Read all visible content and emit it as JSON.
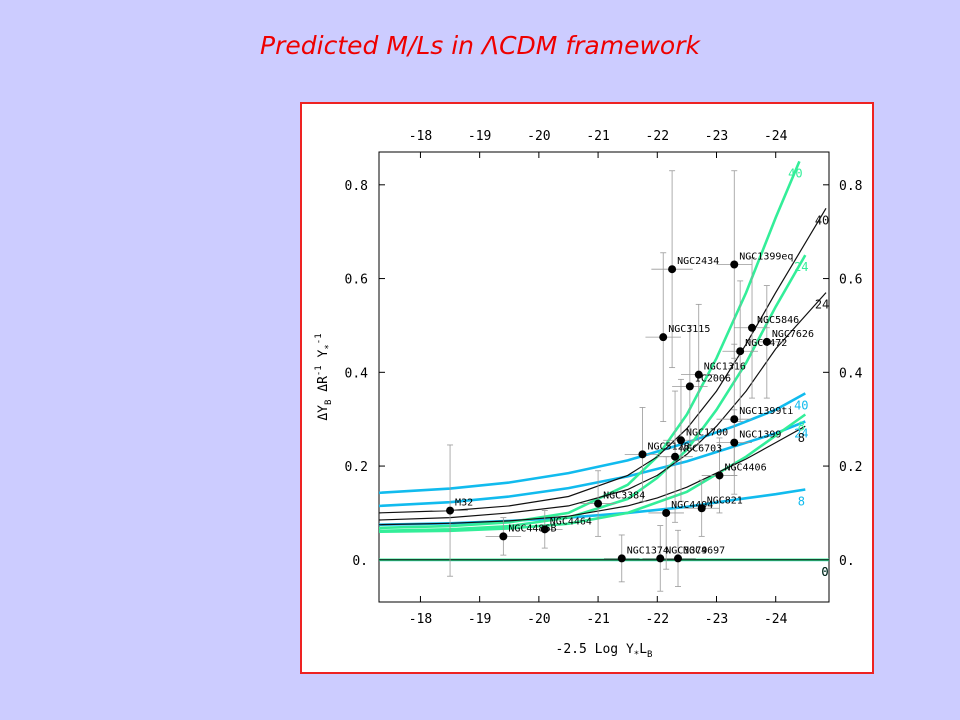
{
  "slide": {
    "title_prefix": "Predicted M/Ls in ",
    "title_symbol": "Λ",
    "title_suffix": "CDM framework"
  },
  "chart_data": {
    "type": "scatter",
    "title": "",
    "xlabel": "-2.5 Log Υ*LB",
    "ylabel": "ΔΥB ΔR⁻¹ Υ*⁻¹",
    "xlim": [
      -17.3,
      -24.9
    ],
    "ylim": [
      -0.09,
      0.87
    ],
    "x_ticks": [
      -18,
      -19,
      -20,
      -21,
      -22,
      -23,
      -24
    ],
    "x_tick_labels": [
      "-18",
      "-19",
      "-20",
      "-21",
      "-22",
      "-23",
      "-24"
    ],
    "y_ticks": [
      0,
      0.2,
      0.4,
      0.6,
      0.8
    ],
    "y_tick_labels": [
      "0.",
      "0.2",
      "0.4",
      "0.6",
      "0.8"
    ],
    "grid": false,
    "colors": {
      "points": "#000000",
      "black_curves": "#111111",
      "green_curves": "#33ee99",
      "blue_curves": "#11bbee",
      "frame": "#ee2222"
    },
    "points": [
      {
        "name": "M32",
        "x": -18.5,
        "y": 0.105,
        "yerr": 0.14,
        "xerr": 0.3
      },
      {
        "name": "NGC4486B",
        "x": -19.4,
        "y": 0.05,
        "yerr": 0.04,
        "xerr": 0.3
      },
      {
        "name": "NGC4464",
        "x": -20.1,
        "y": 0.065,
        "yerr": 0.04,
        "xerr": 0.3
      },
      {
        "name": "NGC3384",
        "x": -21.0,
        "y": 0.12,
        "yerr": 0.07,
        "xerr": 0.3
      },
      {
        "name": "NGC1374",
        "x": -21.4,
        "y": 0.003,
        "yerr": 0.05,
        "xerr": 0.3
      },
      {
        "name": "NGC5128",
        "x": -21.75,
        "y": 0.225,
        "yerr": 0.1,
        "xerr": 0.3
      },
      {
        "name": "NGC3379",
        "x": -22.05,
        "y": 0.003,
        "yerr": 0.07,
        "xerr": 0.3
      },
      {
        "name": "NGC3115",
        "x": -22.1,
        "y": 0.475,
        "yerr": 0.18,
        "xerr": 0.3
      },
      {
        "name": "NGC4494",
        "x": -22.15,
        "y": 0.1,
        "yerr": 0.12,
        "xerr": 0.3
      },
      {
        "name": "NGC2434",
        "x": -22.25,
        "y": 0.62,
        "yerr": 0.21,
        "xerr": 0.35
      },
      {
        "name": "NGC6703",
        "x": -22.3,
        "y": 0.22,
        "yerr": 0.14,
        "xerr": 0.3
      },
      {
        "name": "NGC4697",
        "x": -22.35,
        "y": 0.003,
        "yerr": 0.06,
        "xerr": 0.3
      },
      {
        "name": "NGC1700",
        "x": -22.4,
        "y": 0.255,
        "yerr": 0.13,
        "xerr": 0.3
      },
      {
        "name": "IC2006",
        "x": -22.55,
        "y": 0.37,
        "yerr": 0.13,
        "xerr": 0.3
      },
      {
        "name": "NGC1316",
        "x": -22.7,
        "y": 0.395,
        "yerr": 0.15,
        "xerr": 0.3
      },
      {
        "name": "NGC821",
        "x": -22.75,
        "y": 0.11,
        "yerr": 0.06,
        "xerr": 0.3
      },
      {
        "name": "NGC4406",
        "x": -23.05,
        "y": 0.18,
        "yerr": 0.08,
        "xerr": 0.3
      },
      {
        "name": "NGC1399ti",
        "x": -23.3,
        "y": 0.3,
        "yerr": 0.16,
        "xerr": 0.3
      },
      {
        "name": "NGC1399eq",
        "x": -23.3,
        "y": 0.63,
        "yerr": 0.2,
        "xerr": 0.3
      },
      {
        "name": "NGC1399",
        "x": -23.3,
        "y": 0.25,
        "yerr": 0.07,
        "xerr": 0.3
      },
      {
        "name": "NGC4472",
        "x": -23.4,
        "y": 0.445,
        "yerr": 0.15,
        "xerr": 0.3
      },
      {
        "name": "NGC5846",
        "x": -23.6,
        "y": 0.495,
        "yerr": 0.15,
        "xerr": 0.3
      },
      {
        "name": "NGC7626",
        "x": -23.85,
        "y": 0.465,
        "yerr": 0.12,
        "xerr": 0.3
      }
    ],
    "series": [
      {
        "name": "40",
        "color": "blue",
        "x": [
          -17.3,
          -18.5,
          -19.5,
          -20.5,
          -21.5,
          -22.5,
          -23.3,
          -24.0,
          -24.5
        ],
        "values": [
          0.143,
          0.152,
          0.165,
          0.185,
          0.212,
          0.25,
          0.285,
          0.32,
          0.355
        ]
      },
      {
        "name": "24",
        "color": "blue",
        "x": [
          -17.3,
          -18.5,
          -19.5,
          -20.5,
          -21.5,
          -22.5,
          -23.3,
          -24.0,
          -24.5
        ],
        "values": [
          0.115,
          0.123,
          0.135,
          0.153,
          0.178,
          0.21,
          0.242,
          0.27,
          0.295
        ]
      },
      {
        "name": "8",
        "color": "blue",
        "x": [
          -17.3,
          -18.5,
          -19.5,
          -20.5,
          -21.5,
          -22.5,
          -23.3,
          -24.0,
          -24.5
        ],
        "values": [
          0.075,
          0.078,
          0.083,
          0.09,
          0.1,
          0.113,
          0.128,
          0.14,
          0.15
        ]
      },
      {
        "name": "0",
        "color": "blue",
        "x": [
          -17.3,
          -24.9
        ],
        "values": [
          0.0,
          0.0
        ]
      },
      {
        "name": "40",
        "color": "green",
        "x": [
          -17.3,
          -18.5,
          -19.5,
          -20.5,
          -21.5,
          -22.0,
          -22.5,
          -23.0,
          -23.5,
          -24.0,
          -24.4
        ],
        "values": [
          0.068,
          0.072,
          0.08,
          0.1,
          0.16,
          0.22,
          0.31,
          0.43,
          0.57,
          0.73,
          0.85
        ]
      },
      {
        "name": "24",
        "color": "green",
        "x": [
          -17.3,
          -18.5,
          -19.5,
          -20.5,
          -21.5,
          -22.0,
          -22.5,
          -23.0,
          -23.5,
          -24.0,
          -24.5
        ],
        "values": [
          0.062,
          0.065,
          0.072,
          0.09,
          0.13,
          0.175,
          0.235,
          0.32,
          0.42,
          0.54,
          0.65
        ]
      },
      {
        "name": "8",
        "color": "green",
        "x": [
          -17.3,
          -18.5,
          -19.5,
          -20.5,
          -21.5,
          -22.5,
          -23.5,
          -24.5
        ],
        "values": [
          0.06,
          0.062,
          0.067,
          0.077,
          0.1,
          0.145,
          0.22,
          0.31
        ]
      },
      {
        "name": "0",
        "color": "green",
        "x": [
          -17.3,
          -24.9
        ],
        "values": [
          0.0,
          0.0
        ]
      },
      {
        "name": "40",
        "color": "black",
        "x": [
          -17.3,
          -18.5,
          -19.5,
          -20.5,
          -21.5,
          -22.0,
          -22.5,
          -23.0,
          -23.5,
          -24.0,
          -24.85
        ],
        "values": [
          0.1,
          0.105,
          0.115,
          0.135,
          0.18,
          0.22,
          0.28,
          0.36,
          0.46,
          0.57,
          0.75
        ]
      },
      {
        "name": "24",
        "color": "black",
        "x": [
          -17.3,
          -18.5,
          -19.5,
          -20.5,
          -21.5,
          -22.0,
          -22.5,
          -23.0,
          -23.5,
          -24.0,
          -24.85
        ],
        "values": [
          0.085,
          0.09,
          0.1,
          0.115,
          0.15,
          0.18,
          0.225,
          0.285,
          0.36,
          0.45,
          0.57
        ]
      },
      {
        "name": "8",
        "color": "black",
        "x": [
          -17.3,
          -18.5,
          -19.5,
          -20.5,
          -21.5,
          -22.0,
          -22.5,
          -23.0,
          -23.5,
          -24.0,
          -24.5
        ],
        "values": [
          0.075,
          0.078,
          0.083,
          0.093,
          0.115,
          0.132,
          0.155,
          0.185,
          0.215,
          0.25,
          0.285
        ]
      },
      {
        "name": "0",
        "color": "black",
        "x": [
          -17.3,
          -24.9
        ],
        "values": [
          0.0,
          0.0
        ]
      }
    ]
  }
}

++++++++

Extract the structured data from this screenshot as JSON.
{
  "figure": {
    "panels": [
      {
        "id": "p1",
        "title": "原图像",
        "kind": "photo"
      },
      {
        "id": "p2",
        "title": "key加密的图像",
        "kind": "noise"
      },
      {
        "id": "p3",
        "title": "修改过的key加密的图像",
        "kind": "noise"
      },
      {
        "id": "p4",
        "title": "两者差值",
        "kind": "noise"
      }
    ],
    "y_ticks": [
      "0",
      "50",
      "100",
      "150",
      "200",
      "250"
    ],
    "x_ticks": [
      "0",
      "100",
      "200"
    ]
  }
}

++++++++

_YOUR INSTRUCTIONS_
State the number of lines in the records that contain the string "JSON", and nothing more.

_EXERCISE RESPONSE_
2